GIVEN PROBLEM: Go through the listing below and list every line with "Post".

─── DATASET ENTRIES ───

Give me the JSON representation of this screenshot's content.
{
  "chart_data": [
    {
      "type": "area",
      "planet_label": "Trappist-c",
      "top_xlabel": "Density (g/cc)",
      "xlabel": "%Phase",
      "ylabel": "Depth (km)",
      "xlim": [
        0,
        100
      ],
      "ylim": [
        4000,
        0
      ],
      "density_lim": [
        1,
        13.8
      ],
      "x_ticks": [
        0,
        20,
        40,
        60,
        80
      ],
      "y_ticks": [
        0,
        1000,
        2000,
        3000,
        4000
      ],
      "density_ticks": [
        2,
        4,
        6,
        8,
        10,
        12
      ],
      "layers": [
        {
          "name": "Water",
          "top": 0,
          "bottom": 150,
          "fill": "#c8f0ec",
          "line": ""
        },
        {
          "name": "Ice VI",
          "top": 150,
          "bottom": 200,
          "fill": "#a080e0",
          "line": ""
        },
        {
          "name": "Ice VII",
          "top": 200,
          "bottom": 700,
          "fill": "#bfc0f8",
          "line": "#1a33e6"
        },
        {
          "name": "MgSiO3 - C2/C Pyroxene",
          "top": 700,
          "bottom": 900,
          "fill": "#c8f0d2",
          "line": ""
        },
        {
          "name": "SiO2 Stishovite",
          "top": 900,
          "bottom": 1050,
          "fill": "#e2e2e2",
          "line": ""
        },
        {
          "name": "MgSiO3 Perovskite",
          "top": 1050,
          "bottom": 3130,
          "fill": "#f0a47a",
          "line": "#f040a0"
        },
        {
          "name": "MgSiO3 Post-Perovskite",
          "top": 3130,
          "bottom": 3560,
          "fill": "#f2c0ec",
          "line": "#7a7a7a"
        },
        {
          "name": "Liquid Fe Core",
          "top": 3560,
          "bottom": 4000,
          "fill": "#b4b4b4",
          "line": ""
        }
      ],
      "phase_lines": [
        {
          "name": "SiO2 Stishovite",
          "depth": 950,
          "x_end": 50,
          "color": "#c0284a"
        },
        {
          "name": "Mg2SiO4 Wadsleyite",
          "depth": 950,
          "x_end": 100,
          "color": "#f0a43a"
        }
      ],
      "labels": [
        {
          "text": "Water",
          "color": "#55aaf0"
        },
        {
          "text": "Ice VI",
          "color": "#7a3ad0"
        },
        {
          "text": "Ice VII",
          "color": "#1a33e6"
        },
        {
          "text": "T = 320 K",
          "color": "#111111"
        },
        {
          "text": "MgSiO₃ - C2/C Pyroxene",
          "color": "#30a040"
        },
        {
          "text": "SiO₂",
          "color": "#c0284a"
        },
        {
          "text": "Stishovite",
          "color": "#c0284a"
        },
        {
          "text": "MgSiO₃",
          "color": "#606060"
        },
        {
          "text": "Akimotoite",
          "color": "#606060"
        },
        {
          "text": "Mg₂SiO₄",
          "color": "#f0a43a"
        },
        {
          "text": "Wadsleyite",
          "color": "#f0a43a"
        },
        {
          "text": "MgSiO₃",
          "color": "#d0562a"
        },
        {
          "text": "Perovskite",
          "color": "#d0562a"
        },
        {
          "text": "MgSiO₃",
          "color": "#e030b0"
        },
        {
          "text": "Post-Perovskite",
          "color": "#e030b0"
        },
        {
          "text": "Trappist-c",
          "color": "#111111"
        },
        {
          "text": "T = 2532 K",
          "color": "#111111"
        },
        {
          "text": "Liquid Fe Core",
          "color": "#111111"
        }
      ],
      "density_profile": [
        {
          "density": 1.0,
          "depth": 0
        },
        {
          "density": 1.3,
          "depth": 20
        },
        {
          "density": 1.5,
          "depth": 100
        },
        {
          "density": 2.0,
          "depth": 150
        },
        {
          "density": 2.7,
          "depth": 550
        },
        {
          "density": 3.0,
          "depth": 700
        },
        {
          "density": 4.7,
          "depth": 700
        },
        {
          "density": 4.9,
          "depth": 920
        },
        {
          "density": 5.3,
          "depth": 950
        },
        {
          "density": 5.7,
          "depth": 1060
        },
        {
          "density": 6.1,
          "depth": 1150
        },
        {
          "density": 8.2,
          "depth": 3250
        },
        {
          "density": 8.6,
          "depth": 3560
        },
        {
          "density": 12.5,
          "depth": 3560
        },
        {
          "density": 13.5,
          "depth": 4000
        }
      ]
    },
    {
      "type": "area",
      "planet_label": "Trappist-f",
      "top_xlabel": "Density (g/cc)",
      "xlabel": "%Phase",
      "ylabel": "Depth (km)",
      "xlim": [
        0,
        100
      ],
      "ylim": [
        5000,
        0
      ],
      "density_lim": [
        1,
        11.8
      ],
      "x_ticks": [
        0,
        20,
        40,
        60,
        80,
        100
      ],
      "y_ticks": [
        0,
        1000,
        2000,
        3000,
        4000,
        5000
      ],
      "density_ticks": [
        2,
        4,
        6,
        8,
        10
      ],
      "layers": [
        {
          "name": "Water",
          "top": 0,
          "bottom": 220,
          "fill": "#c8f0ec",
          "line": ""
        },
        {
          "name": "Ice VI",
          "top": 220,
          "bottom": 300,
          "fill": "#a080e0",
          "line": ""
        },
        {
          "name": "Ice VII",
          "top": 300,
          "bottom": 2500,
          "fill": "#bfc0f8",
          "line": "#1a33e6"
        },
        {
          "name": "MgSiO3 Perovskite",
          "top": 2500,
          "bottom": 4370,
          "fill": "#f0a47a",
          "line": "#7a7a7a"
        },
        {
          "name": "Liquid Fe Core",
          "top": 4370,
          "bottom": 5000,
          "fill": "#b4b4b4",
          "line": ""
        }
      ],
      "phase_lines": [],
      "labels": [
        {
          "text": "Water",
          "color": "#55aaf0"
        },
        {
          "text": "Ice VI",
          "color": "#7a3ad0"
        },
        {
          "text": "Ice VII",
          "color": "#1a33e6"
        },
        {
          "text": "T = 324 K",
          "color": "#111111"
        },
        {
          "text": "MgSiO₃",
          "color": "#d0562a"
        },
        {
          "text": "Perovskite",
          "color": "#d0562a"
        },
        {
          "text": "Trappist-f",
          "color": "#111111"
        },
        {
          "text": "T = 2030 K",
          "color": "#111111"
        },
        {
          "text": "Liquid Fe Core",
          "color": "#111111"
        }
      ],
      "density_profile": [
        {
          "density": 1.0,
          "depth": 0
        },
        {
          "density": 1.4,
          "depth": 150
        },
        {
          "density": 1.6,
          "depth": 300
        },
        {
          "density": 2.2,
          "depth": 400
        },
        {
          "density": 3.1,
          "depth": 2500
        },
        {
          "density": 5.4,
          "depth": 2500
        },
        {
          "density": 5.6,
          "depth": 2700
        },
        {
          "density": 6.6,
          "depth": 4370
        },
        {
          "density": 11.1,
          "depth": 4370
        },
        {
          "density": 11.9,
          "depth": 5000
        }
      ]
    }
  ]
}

───

OUTPUT OF THE TASK:
          "name": "MgSiO3 Post-Perovskite",
          "text": "Post-Perovskite",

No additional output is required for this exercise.